— start of Excerpted records —

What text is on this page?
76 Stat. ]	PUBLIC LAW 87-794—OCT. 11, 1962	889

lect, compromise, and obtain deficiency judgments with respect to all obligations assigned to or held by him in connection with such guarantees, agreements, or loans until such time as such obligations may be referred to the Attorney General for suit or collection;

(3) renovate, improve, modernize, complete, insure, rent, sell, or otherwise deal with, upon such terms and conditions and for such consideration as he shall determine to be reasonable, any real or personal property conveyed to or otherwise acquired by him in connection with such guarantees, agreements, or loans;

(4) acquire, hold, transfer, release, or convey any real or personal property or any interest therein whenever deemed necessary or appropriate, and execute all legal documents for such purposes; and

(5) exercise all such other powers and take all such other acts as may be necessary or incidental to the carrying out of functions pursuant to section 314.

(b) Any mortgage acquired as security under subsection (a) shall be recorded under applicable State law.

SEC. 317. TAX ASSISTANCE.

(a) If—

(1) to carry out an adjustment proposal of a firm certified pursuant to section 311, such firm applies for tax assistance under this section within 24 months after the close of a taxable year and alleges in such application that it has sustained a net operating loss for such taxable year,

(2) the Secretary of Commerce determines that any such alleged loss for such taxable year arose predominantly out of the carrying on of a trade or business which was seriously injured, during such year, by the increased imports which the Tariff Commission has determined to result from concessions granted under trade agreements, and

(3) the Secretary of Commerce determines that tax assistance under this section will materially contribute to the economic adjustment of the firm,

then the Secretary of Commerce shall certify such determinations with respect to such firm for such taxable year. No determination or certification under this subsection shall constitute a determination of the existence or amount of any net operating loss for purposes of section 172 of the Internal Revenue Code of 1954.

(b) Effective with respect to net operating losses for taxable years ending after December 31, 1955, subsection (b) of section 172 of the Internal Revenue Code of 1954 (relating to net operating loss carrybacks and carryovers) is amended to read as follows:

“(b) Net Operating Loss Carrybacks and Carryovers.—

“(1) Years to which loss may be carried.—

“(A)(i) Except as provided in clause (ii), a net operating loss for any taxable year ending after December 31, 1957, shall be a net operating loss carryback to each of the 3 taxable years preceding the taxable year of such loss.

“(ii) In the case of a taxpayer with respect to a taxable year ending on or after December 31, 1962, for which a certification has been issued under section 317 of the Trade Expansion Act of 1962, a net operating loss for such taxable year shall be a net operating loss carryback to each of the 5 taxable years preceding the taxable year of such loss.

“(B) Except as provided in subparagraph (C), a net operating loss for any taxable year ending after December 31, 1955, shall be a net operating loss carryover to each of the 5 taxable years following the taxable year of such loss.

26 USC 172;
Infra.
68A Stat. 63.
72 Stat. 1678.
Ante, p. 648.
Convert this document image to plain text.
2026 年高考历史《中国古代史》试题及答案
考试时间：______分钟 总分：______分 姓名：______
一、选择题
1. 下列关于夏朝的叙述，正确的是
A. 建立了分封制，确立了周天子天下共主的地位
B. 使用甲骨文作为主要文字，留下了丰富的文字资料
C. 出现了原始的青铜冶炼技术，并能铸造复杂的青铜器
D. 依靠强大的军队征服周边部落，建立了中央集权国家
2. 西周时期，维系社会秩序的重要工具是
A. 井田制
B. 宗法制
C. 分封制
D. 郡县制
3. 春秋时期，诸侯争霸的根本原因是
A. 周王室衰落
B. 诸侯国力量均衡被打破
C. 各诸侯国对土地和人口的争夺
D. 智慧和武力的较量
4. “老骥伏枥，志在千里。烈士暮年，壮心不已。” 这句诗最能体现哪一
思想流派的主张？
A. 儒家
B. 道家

— end of Excerpted records —

**Written problem:** Reproduce the full listing word for word.

**Task response:**
What text is on this page?
76 Stat. ]	PUBLIC LAW 87-794—OCT. 11, 1962	889

lect, compromise, and obtain deficiency judgments with respect to all obligations assigned to or held by him in connection with such guarantees, agreements, or loans until such time as such obligations may be referred to the Attorney General for suit or collection;

(3) renovate, improve, modernize, complete, insure, rent, sell, or otherwise deal with, upon such terms and conditions and for such consideration as he shall determine to be reasonable, any real or personal property conveyed to or otherwise acquired by him in connection with such guarantees, agreements, or loans;

(4) acquire, hold, transfer, release, or convey any real or personal property or any interest therein whenever deemed necessary or appropriate, and execute all legal documents for such purposes; and

(5) exercise all such other powers and take all such other acts as may be necessary or incidental to the carrying out of functions pursuant to section 314.

(b) Any mortgage acquired as security under subsection (a) shall be recorded under applicable State law.

SEC. 317. TAX ASSISTANCE.

(a) If—

(1) to carry out an adjustment proposal of a firm certified pursuant to section 311, such firm applies for tax assistance under this section within 24 months after the close of a taxable year and alleges in such application that it has sustained a net operating loss for such taxable year,

(2) the Secretary of Commerce determines that any such alleged loss for such taxable year arose predominantly out of the carrying on of a trade or business which was seriously injured, during such year, by the increased imports which the Tariff Commission has determined to result from concessions granted under trade agreements, and

(3) the Secretary of Commerce determines that tax assistance under this section will materially contribute to the economic adjustment of the firm,

then the Secretary of Commerce shall certify such determinations with respect to such firm for such taxable year. No determination or certification under this subsection shall constitute a determination of the existence or amount of any net operating loss for purposes of section 172 of the Internal Revenue Code of 1954.

(b) Effective with respect to net operating losses for taxable years ending after December 31, 1955, subsection (b) of section 172 of the Internal Revenue Code of 1954 (relating to net operating loss carrybacks and carryovers) is amended to read as follows:

“(b) Net Operating Loss Carrybacks and Carryovers.—

“(1) Years to which loss may be carried.—

“(A)(i) Except as provided in clause (ii), a net operating loss for any taxable year ending after December 31, 1957, shall be a net operating loss carryback to each of the 3 taxable years preceding the taxable year of such loss.

“(ii) In the case of a taxpayer with respect to a taxable year ending on or after December 31, 1962, for which a certification has been issued under section 317 of the Trade Expansion Act of 1962, a net operating loss for such taxable year shall be a net operating loss carryback to each of the 5 taxable years preceding the taxable year of such loss.

“(B) Except as provided in subparagraph (C), a net operating loss for any taxable year ending after December 31, 1955, shall be a net operating loss carryover to each of the 5 taxable years following the taxable year of such loss.

26 USC 172;
Infra.
68A Stat. 63.
72 Stat. 1678.
Ante, p. 648.
Convert this document image to plain text.
2026 年高考历史《中国古代史》试题及答案
考试时间：______分钟 总分：______分 姓名：______
一、选择题
1. 下列关于夏朝的叙述，正确的是
A. 建立了分封制，确立了周天子天下共主的地位
B. 使用甲骨文作为主要文字，留下了丰富的文字资料
C. 出现了原始的青铜冶炼技术，并能铸造复杂的青铜器
D. 依靠强大的军队征服周边部落，建立了中央集权国家
2. 西周时期，维系社会秩序的重要工具是
A. 井田制
B. 宗法制
C. 分封制
D. 郡县制
3. 春秋时期，诸侯争霸的根本原因是
A. 周王室衰落
B. 诸侯国力量均衡被打破
C. 各诸侯国对土地和人口的争夺
D. 智慧和武力的较量
4. “老骥伏枥，志在千里。烈士暮年，壮心不已。” 这句诗最能体现哪一
思想流派的主张？
A. 儒家
B. 道家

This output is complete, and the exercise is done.